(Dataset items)
● ● ● ● ● ● ●
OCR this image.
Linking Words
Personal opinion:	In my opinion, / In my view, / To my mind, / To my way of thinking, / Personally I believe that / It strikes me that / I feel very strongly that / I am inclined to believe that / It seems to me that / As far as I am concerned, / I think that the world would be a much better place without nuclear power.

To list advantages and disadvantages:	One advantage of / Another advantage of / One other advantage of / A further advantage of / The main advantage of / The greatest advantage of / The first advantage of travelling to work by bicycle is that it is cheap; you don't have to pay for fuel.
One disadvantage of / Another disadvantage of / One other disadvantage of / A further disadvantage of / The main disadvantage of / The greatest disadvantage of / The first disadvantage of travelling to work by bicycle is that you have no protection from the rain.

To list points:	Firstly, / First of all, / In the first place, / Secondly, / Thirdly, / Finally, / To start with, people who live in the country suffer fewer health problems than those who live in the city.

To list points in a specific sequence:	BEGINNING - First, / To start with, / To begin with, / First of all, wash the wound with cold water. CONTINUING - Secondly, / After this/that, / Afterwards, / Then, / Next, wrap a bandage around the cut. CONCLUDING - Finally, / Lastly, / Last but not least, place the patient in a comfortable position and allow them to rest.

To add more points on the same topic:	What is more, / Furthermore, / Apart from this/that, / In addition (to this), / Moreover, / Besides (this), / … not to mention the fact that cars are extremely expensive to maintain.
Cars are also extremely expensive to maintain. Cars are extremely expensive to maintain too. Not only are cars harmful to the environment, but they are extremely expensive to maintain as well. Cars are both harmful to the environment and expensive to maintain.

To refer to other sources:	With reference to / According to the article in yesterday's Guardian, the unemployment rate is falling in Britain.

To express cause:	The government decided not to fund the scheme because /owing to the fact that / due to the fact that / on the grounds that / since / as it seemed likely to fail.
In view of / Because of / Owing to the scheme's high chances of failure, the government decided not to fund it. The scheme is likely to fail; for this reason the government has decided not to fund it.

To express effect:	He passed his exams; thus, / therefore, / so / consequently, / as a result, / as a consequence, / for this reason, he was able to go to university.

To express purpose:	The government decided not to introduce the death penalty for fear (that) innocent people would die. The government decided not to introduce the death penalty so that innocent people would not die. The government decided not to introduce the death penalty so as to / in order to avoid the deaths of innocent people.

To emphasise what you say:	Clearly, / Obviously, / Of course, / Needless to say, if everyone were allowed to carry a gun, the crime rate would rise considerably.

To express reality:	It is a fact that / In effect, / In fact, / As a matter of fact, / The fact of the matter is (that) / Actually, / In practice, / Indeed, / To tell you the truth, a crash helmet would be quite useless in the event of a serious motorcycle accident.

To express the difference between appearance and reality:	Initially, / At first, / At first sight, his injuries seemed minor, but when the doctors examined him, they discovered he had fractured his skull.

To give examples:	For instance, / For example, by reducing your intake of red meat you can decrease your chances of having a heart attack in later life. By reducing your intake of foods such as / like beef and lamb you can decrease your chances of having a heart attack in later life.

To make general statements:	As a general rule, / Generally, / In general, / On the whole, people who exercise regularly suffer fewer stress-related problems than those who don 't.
● ● ● ● ● ● ●
What you need to do: Say how many lines hold the word "suffer", giving the number and nothing else.

Result: 2